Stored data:
◇ ◇ ◇ ◇ ◇

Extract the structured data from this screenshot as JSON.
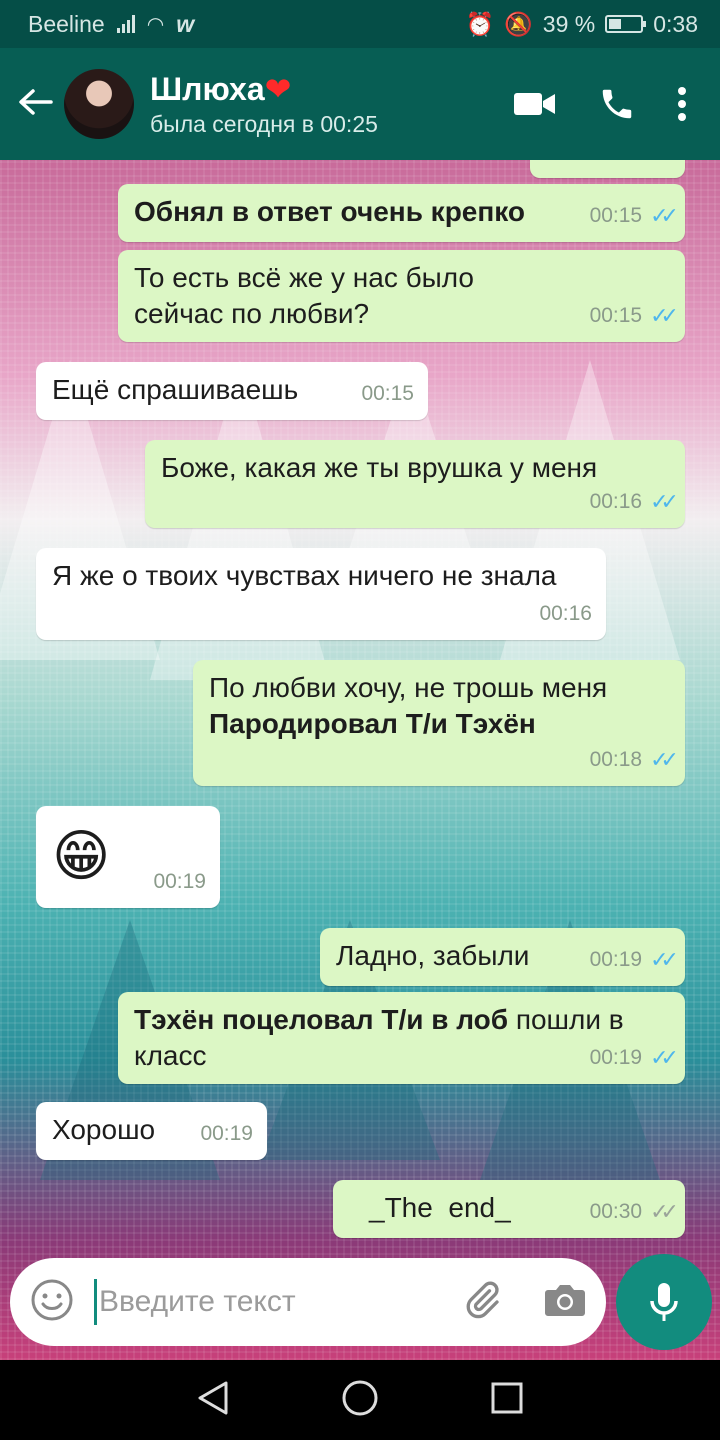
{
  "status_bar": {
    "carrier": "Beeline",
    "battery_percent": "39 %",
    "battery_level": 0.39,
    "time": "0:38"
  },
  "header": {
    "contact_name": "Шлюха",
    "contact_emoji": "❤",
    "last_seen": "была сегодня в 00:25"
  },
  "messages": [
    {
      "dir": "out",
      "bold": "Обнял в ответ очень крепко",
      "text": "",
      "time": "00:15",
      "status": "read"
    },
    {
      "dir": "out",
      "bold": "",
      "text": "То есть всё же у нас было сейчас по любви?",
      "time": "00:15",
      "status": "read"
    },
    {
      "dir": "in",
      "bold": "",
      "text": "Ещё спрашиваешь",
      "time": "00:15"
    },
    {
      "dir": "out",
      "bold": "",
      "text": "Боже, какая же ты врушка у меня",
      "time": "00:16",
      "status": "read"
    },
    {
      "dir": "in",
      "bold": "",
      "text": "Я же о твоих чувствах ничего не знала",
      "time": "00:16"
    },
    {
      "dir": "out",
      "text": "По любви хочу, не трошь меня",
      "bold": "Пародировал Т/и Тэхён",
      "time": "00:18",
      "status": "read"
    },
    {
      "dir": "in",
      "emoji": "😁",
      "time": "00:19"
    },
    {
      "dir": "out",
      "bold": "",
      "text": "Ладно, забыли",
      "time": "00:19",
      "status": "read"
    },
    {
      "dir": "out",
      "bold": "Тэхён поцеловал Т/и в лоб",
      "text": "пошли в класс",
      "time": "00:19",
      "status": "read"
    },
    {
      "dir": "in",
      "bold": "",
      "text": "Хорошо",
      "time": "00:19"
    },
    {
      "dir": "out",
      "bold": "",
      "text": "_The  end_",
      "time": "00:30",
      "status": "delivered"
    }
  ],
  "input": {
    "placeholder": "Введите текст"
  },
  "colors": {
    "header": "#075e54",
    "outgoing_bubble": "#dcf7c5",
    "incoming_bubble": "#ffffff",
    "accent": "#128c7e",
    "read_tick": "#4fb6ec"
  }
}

◇ ◇ ◇ ◇ ◇

Extract all the entries word for word; omit any pictures.

Extract the structured data from this screenshot as JSON.
{
  "status_bar": {
    "carrier": "Beeline",
    "battery_percent": "39 %",
    "battery_level": 0.39,
    "time": "0:38"
  },
  "header": {
    "contact_name": "Шлюха",
    "contact_emoji": "❤",
    "last_seen": "была сегодня в 00:25"
  },
  "messages": [
    {
      "dir": "out",
      "bold": "Обнял в ответ очень крепко",
      "text": "",
      "time": "00:15",
      "status": "read"
    },
    {
      "dir": "out",
      "bold": "",
      "text": "То есть всё же у нас было сейчас по любви?",
      "time": "00:15",
      "status": "read"
    },
    {
      "dir": "in",
      "bold": "",
      "text": "Ещё спрашиваешь",
      "time": "00:15"
    },
    {
      "dir": "out",
      "bold": "",
      "text": "Боже, какая же ты врушка у меня",
      "time": "00:16",
      "status": "read"
    },
    {
      "dir": "in",
      "bold": "",
      "text": "Я же о твоих чувствах ничего не знала",
      "time": "00:16"
    },
    {
      "dir": "out",
      "text": "По любви хочу, не трошь меня",
      "bold": "Пародировал Т/и Тэхён",
      "time": "00:18",
      "status": "read"
    },
    {
      "dir": "in",
      "emoji": "😁",
      "time": "00:19"
    },
    {
      "dir": "out",
      "bold": "",
      "text": "Ладно, забыли",
      "time": "00:19",
      "status": "read"
    },
    {
      "dir": "out",
      "bold": "Тэхён поцеловал Т/и в лоб",
      "text": "пошли в класс",
      "time": "00:19",
      "status": "read"
    },
    {
      "dir": "in",
      "bold": "",
      "text": "Хорошо",
      "time": "00:19"
    },
    {
      "dir": "out",
      "bold": "",
      "text": "_The  end_",
      "time": "00:30",
      "status": "delivered"
    }
  ],
  "input": {
    "placeholder": "Введите текст"
  },
  "colors": {
    "header": "#075e54",
    "outgoing_bubble": "#dcf7c5",
    "incoming_bubble": "#ffffff",
    "accent": "#128c7e",
    "read_tick": "#4fb6ec"
  }
}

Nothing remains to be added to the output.